===== Reading text =====

This “soft” assignment will be useful to design an algorithm that does not greedily evaluate all possible segmentations of the form of a tree and its subsequent logistic regressions. A softmax could have been used, but would have yielded a major drawback: the assignment decisions would have been multivariate, thus losing the interpretability of the tree structure. Using this new parametrization, we get a mixture model:
$$\begin{aligned}
p(y | \boldsymbol{x}) & = \sum_{c = 1}^{\text{K}} p_{\boldsymbol{\theta}^c}(y | \boldsymbol{x}, c) p_{\boldsymbol{\beta}}(c | \boldsymbol{x}),\end{aligned}$$
where feature \(\text{c}\) is latent and which makes immediately think of a straightforward estimation strategy: the EM algorithm. Indeed, it can be easily remarked that:
$$\begin{aligned}
p(c | \boldsymbol{x}, y) & \propto p_{\boldsymbol{\theta}^c}(y | \boldsymbol{x}, c) p_{\boldsymbol{\beta}}(c | \boldsymbol{x}),\end{aligned}$$
which will be at the basis of the EM’s fuzzy assignment among segments, detailed in the next section.

=====

Could you pick up the passage on soft segment assignment and EM estimation after its final sentence and carry it forward?

===== Dataset entries =====

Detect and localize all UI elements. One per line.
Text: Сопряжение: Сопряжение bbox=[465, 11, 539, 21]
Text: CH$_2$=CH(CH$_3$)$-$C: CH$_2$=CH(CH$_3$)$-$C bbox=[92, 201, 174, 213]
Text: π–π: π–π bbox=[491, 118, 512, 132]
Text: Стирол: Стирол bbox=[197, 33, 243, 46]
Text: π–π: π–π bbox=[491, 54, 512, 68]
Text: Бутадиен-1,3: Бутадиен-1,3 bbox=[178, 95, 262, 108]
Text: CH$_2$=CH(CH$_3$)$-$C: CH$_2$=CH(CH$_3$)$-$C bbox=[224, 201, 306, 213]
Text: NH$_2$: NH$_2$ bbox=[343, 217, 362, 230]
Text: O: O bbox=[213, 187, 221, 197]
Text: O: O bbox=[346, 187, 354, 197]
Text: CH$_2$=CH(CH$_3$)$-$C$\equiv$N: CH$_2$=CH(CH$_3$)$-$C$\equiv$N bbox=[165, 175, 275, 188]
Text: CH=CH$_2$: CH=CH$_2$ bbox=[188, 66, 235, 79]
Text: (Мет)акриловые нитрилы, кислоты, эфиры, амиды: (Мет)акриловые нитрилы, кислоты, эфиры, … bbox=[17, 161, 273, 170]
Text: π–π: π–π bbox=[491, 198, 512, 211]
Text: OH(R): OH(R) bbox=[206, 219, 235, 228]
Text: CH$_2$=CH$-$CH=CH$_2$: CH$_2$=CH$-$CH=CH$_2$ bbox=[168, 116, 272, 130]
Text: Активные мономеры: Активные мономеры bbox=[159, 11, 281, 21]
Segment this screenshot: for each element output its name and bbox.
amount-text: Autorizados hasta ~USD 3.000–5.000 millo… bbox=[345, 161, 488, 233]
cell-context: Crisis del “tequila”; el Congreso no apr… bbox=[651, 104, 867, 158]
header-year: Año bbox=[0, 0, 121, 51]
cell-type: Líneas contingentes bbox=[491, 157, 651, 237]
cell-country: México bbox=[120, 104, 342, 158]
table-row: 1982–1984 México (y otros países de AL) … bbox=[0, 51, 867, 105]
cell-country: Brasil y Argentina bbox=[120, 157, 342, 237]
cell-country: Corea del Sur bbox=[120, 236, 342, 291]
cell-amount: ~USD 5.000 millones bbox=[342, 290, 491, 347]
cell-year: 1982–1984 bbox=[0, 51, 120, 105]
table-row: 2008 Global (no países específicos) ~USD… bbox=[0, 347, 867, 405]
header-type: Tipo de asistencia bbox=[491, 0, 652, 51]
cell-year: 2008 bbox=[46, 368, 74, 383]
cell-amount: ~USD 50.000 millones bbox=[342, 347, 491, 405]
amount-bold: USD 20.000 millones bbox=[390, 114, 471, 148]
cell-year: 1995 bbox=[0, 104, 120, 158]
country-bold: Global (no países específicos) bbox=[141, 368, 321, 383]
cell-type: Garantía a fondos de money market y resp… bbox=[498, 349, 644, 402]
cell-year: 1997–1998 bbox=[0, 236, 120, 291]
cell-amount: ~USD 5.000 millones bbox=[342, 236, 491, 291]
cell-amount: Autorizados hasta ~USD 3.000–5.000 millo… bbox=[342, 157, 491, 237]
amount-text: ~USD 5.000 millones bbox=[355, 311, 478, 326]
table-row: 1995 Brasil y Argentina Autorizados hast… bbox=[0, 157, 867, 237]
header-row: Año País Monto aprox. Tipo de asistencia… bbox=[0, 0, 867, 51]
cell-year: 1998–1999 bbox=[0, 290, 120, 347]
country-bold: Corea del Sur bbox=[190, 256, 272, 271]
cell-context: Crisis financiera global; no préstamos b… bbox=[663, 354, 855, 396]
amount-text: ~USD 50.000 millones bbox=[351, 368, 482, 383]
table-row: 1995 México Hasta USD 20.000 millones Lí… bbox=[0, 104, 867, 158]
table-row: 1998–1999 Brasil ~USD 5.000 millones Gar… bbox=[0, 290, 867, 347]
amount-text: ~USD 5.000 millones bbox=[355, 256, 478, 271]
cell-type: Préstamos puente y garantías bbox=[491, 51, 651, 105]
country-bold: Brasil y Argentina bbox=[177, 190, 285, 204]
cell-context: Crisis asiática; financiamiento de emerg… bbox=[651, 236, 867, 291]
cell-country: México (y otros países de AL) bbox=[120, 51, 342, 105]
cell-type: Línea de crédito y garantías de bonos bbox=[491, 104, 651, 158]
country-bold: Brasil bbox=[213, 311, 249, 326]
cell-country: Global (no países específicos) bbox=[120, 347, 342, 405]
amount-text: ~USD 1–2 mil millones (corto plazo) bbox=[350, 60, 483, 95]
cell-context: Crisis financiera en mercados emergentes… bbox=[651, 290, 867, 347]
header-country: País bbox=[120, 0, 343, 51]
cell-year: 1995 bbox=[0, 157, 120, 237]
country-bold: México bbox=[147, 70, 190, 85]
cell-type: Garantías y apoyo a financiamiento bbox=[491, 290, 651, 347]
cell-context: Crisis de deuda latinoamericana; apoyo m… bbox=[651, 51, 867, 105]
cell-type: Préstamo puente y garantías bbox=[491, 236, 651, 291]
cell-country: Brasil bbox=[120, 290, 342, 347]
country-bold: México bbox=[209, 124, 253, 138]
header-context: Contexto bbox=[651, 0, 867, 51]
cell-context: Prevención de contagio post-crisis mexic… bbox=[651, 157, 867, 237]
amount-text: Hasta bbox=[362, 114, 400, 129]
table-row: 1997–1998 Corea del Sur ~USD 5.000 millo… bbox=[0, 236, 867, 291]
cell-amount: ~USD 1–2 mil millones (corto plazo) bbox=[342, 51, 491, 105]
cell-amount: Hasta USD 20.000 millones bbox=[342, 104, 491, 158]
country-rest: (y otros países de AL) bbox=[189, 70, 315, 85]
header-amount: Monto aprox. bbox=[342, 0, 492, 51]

=====

# [Task output]
A classical EM estimation strategy
Following the preceding section, we would like to maximize the following likelihood, both in terms of the segments and their resulting logistic regressions:
$$\ell(\boldsymbol{\beta},\text{K},(\boldsymbol{\theta}^c)_1^{\text{K}} ; \boldsymbol{\mathbf{x}}_{\text{f}}, \boldsymbol{\mathbf{y}}_{\text{f}}) = \sum_{c=1}^{\text{K}} \sum_{i=1}^n \ln p_{\boldsymbol{\theta}^c}(y_i | \boldsymbol{x}_i, c) p_{\boldsymbol{\beta}}(c | \boldsymbol{x}_i).$$
The EM algorithm [20] is an iterative method that can be used to estimate the maximum a posteriori of \(p(c | \boldsymbol{x}, y)\), since \(\text{c}\) is latent, and alternates between the expectation (E-)step, which computes the relative membership of the observations into each segment, and a maximization (M-)step, which computes the mle of the parameters of the log-likelihoods of each segment’s logistic regression and the tree structure. These new logistic regression and tree estimates are then used to determine the distribution of the latent variables in the next E-step. Considering the number of segments \(\text{K}\) fixed, the E- and M-steps of the EM can be derived as follows.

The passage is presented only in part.